> [Exercise]:
Here are records with pictures in them. Copy all of them exactly and leave the pictures out.

Stored data entries:
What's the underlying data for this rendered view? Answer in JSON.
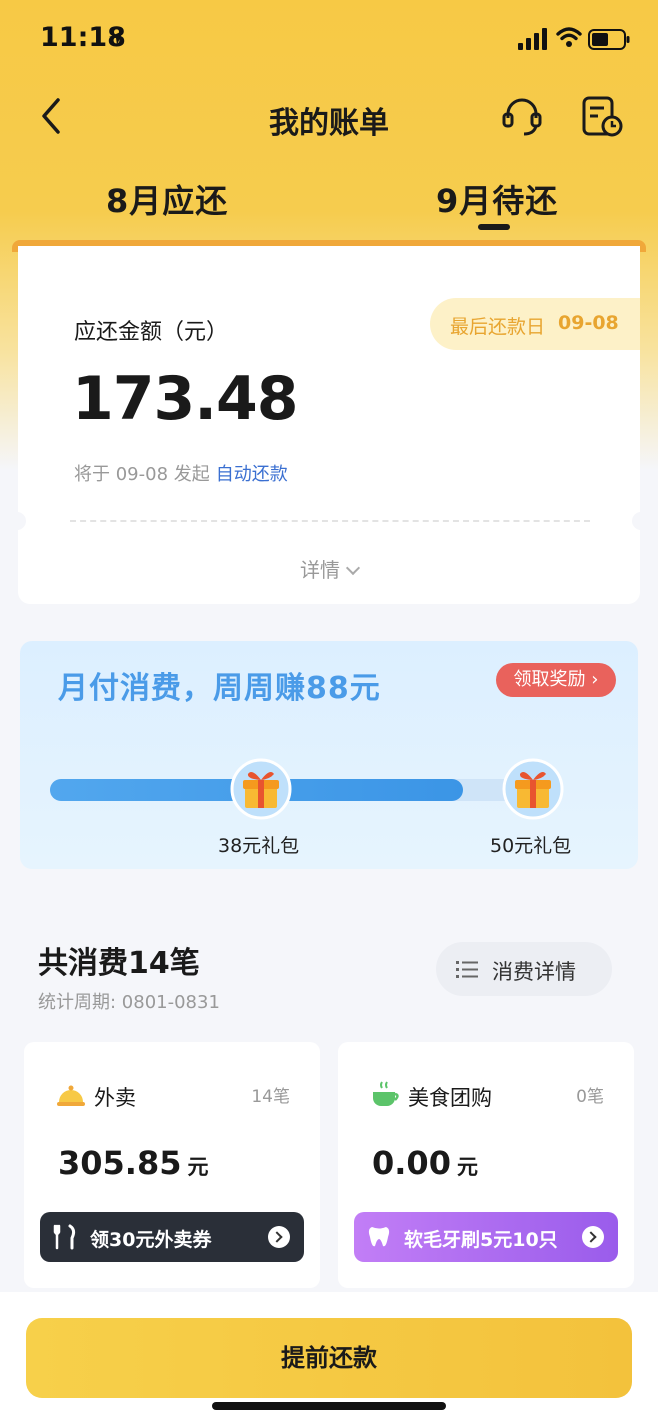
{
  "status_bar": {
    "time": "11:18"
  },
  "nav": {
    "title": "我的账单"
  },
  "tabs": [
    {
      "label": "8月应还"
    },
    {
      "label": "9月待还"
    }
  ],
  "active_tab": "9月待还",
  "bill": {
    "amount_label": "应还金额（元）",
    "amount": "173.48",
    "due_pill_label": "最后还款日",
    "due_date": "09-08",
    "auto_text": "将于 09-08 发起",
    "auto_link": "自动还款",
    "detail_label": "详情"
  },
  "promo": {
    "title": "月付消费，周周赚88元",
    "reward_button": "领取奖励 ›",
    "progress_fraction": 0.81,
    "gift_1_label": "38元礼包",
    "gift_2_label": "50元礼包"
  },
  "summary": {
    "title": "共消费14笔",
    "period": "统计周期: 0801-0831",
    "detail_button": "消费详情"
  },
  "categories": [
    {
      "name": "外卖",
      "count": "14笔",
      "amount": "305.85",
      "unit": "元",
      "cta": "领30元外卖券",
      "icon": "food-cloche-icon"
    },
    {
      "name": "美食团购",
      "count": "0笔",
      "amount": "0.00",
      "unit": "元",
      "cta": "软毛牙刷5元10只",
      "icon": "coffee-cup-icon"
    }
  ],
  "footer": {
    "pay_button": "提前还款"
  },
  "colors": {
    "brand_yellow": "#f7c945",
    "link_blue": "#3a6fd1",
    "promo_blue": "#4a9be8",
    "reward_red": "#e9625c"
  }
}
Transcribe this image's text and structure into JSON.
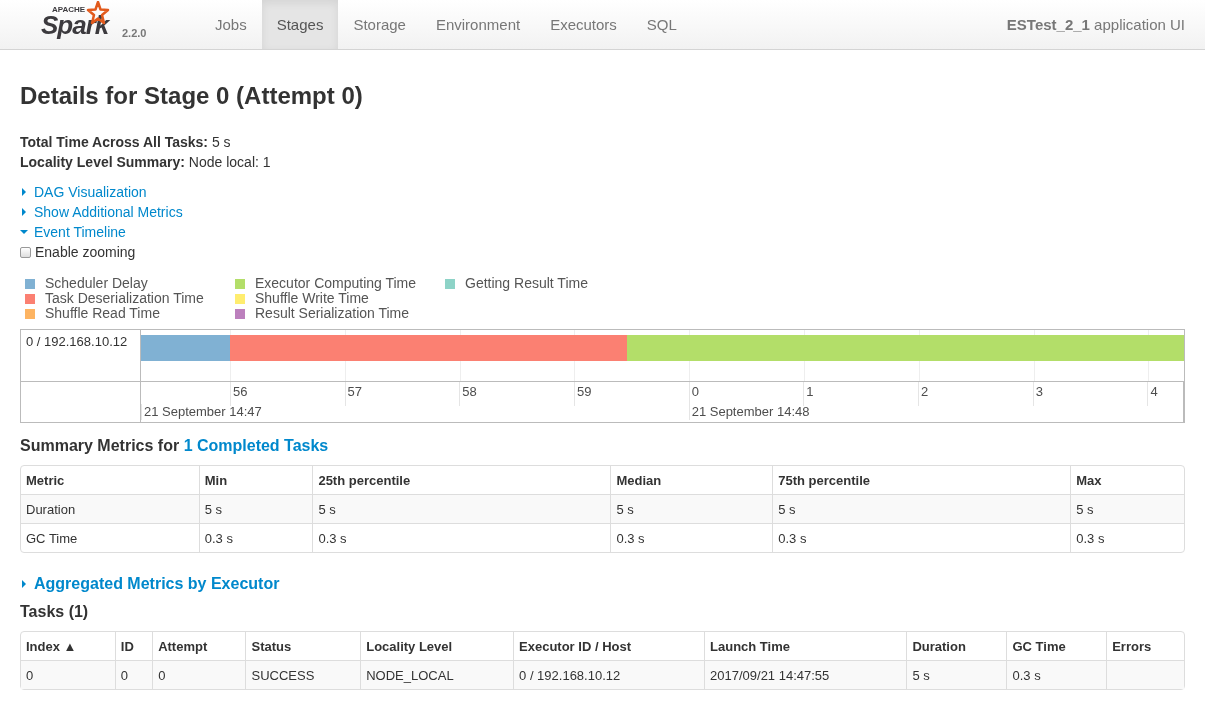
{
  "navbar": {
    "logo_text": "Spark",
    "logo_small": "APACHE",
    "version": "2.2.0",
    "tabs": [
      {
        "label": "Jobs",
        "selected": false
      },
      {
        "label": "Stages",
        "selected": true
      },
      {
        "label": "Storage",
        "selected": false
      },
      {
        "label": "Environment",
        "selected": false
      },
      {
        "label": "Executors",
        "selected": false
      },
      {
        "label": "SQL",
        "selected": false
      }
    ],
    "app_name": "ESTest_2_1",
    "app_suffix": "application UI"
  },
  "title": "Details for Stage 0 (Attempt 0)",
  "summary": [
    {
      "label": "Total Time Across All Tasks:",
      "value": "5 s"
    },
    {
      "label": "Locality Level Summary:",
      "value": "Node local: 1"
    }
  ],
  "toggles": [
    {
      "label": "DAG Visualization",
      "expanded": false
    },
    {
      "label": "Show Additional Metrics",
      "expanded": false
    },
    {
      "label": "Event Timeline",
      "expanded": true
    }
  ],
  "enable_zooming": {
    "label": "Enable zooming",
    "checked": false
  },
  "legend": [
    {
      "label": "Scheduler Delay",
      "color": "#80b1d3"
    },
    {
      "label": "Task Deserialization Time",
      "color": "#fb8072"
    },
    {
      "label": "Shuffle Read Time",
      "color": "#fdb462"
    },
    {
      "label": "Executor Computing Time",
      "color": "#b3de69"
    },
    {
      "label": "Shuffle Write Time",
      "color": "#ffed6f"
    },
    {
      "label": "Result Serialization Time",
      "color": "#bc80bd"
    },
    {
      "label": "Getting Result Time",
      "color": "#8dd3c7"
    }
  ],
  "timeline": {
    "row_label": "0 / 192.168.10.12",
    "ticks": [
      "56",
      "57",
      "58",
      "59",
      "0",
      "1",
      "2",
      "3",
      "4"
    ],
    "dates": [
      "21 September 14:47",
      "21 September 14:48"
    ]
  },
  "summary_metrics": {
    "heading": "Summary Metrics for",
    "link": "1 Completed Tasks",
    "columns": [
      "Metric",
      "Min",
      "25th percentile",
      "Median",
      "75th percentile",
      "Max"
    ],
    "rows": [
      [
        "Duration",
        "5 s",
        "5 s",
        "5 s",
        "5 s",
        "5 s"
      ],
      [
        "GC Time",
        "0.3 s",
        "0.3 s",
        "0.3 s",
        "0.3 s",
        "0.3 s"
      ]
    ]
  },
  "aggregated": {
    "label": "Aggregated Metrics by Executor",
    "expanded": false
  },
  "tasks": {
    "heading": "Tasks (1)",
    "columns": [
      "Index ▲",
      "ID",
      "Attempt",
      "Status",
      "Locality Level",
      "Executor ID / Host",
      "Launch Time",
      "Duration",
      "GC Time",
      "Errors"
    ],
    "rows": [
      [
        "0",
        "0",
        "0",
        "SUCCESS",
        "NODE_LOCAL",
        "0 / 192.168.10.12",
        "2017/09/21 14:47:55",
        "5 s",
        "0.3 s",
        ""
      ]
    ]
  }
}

> [Output below]:
What's the underlying data for this rendered view? Answer in JSON.
{
  "status_bar": {
    "time": "11:18"
  },
  "nav": {
    "title": "我的账单"
  },
  "tabs": [
    {
      "label": "8月应还"
    },
    {
      "label": "9月待还"
    }
  ],
  "active_tab": "9月待还",
  "bill": {
    "amount_label": "应还金额（元）",
    "amount": "173.48",
    "due_pill_label": "最后还款日",
    "due_date": "09-08",
    "auto_text": "将于 09-08 发起",
    "auto_link": "自动还款",
    "detail_label": "详情"
  },
  "promo": {
    "title": "月付消费，周周赚88元",
    "reward_button": "领取奖励 ›",
    "progress_fraction": 0.81,
    "gift_1_label": "38元礼包",
    "gift_2_label": "50元礼包"
  },
  "summary": {
    "title": "共消费14笔",
    "period": "统计周期: 0801-0831",
    "detail_button": "消费详情"
  },
  "categories": [
    {
      "name": "外卖",
      "count": "14笔",
      "amount": "305.85",
      "unit": "元",
      "cta": "领30元外卖券",
      "icon": "food-cloche-icon"
    },
    {
      "name": "美食团购",
      "count": "0笔",
      "amount": "0.00",
      "unit": "元",
      "cta": "软毛牙刷5元10只",
      "icon": "coffee-cup-icon"
    }
  ],
  "footer": {
    "pay_button": "提前还款"
  },
  "colors": {
    "brand_yellow": "#f7c945",
    "link_blue": "#3a6fd1",
    "promo_blue": "#4a9be8",
    "reward_red": "#e9625c"
  }
}
Transcribe this image's text and structure into JSON.
{
  "navbar": {
    "logo_text": "Spark",
    "logo_small": "APACHE",
    "version": "2.2.0",
    "tabs": [
      {
        "label": "Jobs",
        "selected": false
      },
      {
        "label": "Stages",
        "selected": true
      },
      {
        "label": "Storage",
        "selected": false
      },
      {
        "label": "Environment",
        "selected": false
      },
      {
        "label": "Executors",
        "selected": false
      },
      {
        "label": "SQL",
        "selected": false
      }
    ],
    "app_name": "ESTest_2_1",
    "app_suffix": "application UI"
  },
  "title": "Details for Stage 0 (Attempt 0)",
  "summary": [
    {
      "label": "Total Time Across All Tasks:",
      "value": "5 s"
    },
    {
      "label": "Locality Level Summary:",
      "value": "Node local: 1"
    }
  ],
  "toggles": [
    {
      "label": "DAG Visualization",
      "expanded": false
    },
    {
      "label": "Show Additional Metrics",
      "expanded": false
    },
    {
      "label": "Event Timeline",
      "expanded": true
    }
  ],
  "enable_zooming": {
    "label": "Enable zooming",
    "checked": false
  },
  "legend": [
    {
      "label": "Scheduler Delay",
      "color": "#80b1d3"
    },
    {
      "label": "Task Deserialization Time",
      "color": "#fb8072"
    },
    {
      "label": "Shuffle Read Time",
      "color": "#fdb462"
    },
    {
      "label": "Executor Computing Time",
      "color": "#b3de69"
    },
    {
      "label": "Shuffle Write Time",
      "color": "#ffed6f"
    },
    {
      "label": "Result Serialization Time",
      "color": "#bc80bd"
    },
    {
      "label": "Getting Result Time",
      "color": "#8dd3c7"
    }
  ],
  "timeline": {
    "row_label": "0 / 192.168.10.12",
    "ticks": [
      "56",
      "57",
      "58",
      "59",
      "0",
      "1",
      "2",
      "3",
      "4"
    ],
    "dates": [
      "21 September 14:47",
      "21 September 14:48"
    ]
  },
  "summary_metrics": {
    "heading": "Summary Metrics for",
    "link": "1 Completed Tasks",
    "columns": [
      "Metric",
      "Min",
      "25th percentile",
      "Median",
      "75th percentile",
      "Max"
    ],
    "rows": [
      [
        "Duration",
        "5 s",
        "5 s",
        "5 s",
        "5 s",
        "5 s"
      ],
      [
        "GC Time",
        "0.3 s",
        "0.3 s",
        "0.3 s",
        "0.3 s",
        "0.3 s"
      ]
    ]
  },
  "aggregated": {
    "label": "Aggregated Metrics by Executor",
    "expanded": false
  },
  "tasks": {
    "heading": "Tasks (1)",
    "columns": [
      "Index ▲",
      "ID",
      "Attempt",
      "Status",
      "Locality Level",
      "Executor ID / Host",
      "Launch Time",
      "Duration",
      "GC Time",
      "Errors"
    ],
    "rows": [
      [
        "0",
        "0",
        "0",
        "SUCCESS",
        "NODE_LOCAL",
        "0 / 192.168.10.12",
        "2017/09/21 14:47:55",
        "5 s",
        "0.3 s",
        ""
      ]
    ]
  }
}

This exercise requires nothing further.